Retype every line of the rows below without changing a single character.

Layout dataset entries:
============================================================

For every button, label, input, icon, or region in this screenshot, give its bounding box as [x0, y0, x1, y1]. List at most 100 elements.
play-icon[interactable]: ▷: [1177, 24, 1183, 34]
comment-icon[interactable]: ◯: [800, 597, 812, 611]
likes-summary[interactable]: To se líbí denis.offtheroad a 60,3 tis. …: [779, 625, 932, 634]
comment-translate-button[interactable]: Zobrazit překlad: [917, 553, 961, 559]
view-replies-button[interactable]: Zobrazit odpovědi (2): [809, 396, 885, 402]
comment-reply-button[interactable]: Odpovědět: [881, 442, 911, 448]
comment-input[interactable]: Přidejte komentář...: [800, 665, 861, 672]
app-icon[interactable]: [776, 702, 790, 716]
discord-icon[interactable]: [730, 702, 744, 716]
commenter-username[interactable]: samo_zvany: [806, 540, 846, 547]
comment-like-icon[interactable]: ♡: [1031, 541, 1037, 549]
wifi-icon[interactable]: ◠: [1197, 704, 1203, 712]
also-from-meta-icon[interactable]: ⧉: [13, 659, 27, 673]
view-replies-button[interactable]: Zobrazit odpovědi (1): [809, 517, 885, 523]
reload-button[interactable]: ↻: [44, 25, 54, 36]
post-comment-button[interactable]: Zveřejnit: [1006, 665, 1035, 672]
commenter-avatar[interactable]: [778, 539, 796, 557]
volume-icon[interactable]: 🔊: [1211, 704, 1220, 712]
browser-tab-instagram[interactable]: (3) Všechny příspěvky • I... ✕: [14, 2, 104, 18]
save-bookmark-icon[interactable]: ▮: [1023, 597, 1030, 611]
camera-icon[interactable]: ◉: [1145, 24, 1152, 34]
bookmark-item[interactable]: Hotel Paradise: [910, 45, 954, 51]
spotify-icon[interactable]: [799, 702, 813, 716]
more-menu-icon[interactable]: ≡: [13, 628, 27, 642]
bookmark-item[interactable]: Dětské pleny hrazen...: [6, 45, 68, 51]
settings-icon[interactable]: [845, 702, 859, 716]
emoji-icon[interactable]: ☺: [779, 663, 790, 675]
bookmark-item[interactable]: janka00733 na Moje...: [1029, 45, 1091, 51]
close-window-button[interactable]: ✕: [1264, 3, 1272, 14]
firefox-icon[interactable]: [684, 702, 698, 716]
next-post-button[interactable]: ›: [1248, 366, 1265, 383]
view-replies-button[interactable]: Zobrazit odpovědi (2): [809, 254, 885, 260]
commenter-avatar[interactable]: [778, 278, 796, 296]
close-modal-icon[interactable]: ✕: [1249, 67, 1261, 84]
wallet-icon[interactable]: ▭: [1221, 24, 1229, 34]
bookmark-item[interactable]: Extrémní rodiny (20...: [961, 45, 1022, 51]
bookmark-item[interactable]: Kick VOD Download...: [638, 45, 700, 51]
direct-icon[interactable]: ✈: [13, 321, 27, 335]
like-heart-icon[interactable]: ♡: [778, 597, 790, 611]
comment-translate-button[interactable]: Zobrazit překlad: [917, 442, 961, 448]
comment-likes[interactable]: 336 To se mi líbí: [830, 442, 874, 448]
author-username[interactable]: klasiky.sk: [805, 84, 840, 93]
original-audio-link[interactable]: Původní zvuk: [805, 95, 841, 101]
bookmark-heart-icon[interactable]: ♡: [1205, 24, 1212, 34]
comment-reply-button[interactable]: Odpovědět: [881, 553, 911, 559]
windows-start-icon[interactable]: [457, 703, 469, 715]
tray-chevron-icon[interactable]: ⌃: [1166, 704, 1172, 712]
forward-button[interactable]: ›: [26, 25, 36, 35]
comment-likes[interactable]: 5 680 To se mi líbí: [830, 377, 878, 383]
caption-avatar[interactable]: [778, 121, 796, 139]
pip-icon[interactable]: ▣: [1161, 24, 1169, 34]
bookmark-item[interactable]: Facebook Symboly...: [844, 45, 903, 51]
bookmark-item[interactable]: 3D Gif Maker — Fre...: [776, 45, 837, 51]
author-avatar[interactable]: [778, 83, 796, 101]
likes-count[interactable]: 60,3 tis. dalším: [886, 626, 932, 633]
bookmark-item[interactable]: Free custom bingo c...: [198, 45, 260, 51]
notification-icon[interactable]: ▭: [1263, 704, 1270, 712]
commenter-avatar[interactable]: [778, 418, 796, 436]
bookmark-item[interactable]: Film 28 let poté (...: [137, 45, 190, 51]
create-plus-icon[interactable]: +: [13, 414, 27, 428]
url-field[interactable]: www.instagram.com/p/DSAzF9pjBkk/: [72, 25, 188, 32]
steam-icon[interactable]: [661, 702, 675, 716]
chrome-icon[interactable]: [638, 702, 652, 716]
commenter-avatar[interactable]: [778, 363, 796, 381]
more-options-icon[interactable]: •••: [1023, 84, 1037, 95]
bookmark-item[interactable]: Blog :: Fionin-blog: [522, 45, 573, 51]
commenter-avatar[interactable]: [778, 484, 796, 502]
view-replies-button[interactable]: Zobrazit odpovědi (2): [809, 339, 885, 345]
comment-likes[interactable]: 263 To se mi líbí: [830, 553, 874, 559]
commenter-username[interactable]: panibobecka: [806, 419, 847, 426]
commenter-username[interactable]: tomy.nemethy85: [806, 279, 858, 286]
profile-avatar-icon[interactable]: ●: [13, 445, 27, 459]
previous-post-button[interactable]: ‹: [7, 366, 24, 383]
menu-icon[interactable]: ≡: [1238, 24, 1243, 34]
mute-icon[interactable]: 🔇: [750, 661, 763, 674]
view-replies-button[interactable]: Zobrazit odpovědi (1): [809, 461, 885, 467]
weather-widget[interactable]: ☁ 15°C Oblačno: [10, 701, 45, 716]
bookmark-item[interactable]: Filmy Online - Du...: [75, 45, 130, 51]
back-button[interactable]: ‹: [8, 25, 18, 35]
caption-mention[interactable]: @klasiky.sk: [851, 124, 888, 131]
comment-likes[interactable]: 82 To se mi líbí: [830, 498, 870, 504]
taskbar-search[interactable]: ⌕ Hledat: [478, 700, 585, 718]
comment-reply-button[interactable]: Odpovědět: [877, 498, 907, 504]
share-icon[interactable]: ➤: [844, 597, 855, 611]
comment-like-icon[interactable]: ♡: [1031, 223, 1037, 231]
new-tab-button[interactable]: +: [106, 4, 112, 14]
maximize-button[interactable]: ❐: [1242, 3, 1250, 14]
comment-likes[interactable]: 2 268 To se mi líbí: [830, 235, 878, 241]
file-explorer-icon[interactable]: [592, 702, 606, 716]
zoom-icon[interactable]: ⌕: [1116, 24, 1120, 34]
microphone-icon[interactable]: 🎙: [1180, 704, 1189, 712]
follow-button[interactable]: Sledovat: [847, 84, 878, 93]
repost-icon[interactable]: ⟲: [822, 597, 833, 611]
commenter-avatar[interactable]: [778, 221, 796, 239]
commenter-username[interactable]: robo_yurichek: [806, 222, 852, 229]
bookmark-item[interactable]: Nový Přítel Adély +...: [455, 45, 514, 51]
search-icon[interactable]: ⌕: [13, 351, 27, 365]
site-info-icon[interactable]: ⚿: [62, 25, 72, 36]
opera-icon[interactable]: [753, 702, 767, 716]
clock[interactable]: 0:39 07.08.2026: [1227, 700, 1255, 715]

============================================================

> **Solution to this task**:
For every button, label, input, icon, or region in this screenshot, give its bounding box as [x0, y0, x1, y1]. List at most 100 elements.
play-icon[interactable]: ▷: [1177, 24, 1183, 34]
comment-icon[interactable]: ◯: [800, 597, 812, 611]
likes-summary[interactable]: To se líbí denis.offtheroad a 60,3 tis. …: [779, 625, 932, 634]
comment-translate-button[interactable]: Zobrazit překlad: [917, 553, 961, 559]
view-replies-button[interactable]: Zobrazit odpovědi (2): [809, 396, 885, 402]
comment-reply-button[interactable]: Odpovědět: [881, 442, 911, 448]
comment-input[interactable]: Přidejte komentář...: [800, 665, 861, 672]
app-icon[interactable]: [776, 702, 790, 716]
discord-icon[interactable]: [730, 702, 744, 716]
commenter-username[interactable]: samo_zvany: [806, 540, 846, 547]
comment-like-icon[interactable]: ♡: [1031, 541, 1037, 549]
wifi-icon[interactable]: ◠: [1197, 704, 1203, 712]
also-from-meta-icon[interactable]: ⧉: [13, 659, 27, 673]
view-replies-button[interactable]: Zobrazit odpovědi (1): [809, 517, 885, 523]
reload-button[interactable]: ↻: [44, 25, 54, 36]
post-comment-button[interactable]: Zveřejnit: [1006, 665, 1035, 672]
commenter-avatar[interactable]: [778, 539, 796, 557]
volume-icon[interactable]: 🔊: [1211, 704, 1220, 712]
browser-tab-instagram[interactable]: (3) Všechny příspěvky • I... ✕: [14, 2, 104, 18]
save-bookmark-icon[interactable]: ▮: [1023, 597, 1030, 611]
camera-icon[interactable]: ◉: [1145, 24, 1152, 34]
bookmark-item[interactable]: Hotel Paradise: [910, 45, 954, 51]
spotify-icon[interactable]: [799, 702, 813, 716]
more-menu-icon[interactable]: ≡: [13, 628, 27, 642]
bookmark-item[interactable]: Dětské pleny hrazen...: [6, 45, 68, 51]
settings-icon[interactable]: [845, 702, 859, 716]
emoji-icon[interactable]: ☺: [779, 663, 790, 675]
bookmark-item[interactable]: janka00733 na Moje...: [1029, 45, 1091, 51]
close-window-button[interactable]: ✕: [1264, 3, 1272, 14]
firefox-icon[interactable]: [684, 702, 698, 716]
next-post-button[interactable]: ›: [1248, 366, 1265, 383]
view-replies-button[interactable]: Zobrazit odpovědi (2): [809, 254, 885, 260]
commenter-avatar[interactable]: [778, 278, 796, 296]
close-modal-icon[interactable]: ✕: [1249, 67, 1261, 84]
wallet-icon[interactable]: ▭: [1221, 24, 1229, 34]
bookmark-item[interactable]: Extrémní rodiny (20...: [961, 45, 1022, 51]
bookmark-item[interactable]: Kick VOD Download...: [638, 45, 700, 51]
direct-icon[interactable]: ✈: [13, 321, 27, 335]
like-heart-icon[interactable]: ♡: [778, 597, 790, 611]
comment-translate-button[interactable]: Zobrazit překlad: [917, 442, 961, 448]
comment-likes[interactable]: 336 To se mi líbí: [830, 442, 874, 448]
author-username[interactable]: klasiky.sk: [805, 84, 840, 93]
original-audio-link[interactable]: Původní zvuk: [805, 95, 841, 101]
bookmark-heart-icon[interactable]: ♡: [1205, 24, 1212, 34]
comment-reply-button[interactable]: Odpovědět: [881, 553, 911, 559]
windows-start-icon[interactable]: [457, 703, 469, 715]
tray-chevron-icon[interactable]: ⌃: [1166, 704, 1172, 712]
forward-button[interactable]: ›: [26, 25, 36, 35]
comment-likes[interactable]: 5 680 To se mi líbí: [830, 377, 878, 383]
caption-avatar[interactable]: [778, 121, 796, 139]
pip-icon[interactable]: ▣: [1161, 24, 1169, 34]
bookmark-item[interactable]: Facebook Symboly...: [844, 45, 903, 51]
bookmark-item[interactable]: 3D Gif Maker — Fre...: [776, 45, 837, 51]
author-avatar[interactable]: [778, 83, 796, 101]
likes-count[interactable]: 60,3 tis. dalším: [886, 626, 932, 633]
bookmark-item[interactable]: Free custom bingo c...: [198, 45, 260, 51]
notification-icon[interactable]: ▭: [1263, 704, 1270, 712]
commenter-avatar[interactable]: [778, 418, 796, 436]
bookmark-item[interactable]: Film 28 let poté (...: [137, 45, 190, 51]
create-plus-icon[interactable]: +: [13, 414, 27, 428]
url-field[interactable]: www.instagram.com/p/DSAzF9pjBkk/: [72, 25, 188, 32]
steam-icon[interactable]: [661, 702, 675, 716]
chrome-icon[interactable]: [638, 702, 652, 716]
commenter-avatar[interactable]: [778, 363, 796, 381]
more-options-icon[interactable]: •••: [1023, 84, 1037, 95]
bookmark-item[interactable]: Blog :: Fionin-blog: [522, 45, 573, 51]
commenter-avatar[interactable]: [778, 484, 796, 502]
view-replies-button[interactable]: Zobrazit odpovědi (2): [809, 339, 885, 345]
comment-likes[interactable]: 263 To se mi líbí: [830, 553, 874, 559]
commenter-username[interactable]: panibobecka: [806, 419, 847, 426]
commenter-username[interactable]: tomy.nemethy85: [806, 279, 858, 286]
profile-avatar-icon[interactable]: ●: [13, 445, 27, 459]
previous-post-button[interactable]: ‹: [7, 366, 24, 383]
menu-icon[interactable]: ≡: [1238, 24, 1243, 34]
mute-icon[interactable]: 🔇: [750, 661, 763, 674]
view-replies-button[interactable]: Zobrazit odpovědi (1): [809, 461, 885, 467]
weather-widget[interactable]: ☁ 15°C Oblačno: [10, 701, 45, 716]
bookmark-item[interactable]: Filmy Online - Du...: [75, 45, 130, 51]
back-button[interactable]: ‹: [8, 25, 18, 35]
caption-mention[interactable]: @klasiky.sk: [851, 124, 888, 131]
comment-likes[interactable]: 82 To se mi líbí: [830, 498, 870, 504]
taskbar-search[interactable]: ⌕ Hledat: [478, 700, 585, 718]
comment-reply-button[interactable]: Odpovědět: [877, 498, 907, 504]
share-icon[interactable]: ➤: [844, 597, 855, 611]
comment-like-icon[interactable]: ♡: [1031, 223, 1037, 231]
new-tab-button[interactable]: +: [106, 4, 112, 14]
maximize-button[interactable]: ❐: [1242, 3, 1250, 14]
comment-likes[interactable]: 2 268 To se mi líbí: [830, 235, 878, 241]
file-explorer-icon[interactable]: [592, 702, 606, 716]
zoom-icon[interactable]: ⌕: [1116, 24, 1120, 34]
microphone-icon[interactable]: 🎙: [1180, 704, 1189, 712]
follow-button[interactable]: Sledovat: [847, 84, 878, 93]
repost-icon[interactable]: ⟲: [822, 597, 833, 611]
commenter-avatar[interactable]: [778, 221, 796, 239]
commenter-username[interactable]: robo_yurichek: [806, 222, 852, 229]
bookmark-item[interactable]: Nový Přítel Adély +...: [455, 45, 514, 51]
search-icon[interactable]: ⌕: [13, 351, 27, 365]
site-info-icon[interactable]: ⚿: [62, 25, 72, 36]
opera-icon[interactable]: [753, 702, 767, 716]
clock[interactable]: 0:39 07.08.2026: [1227, 700, 1255, 715]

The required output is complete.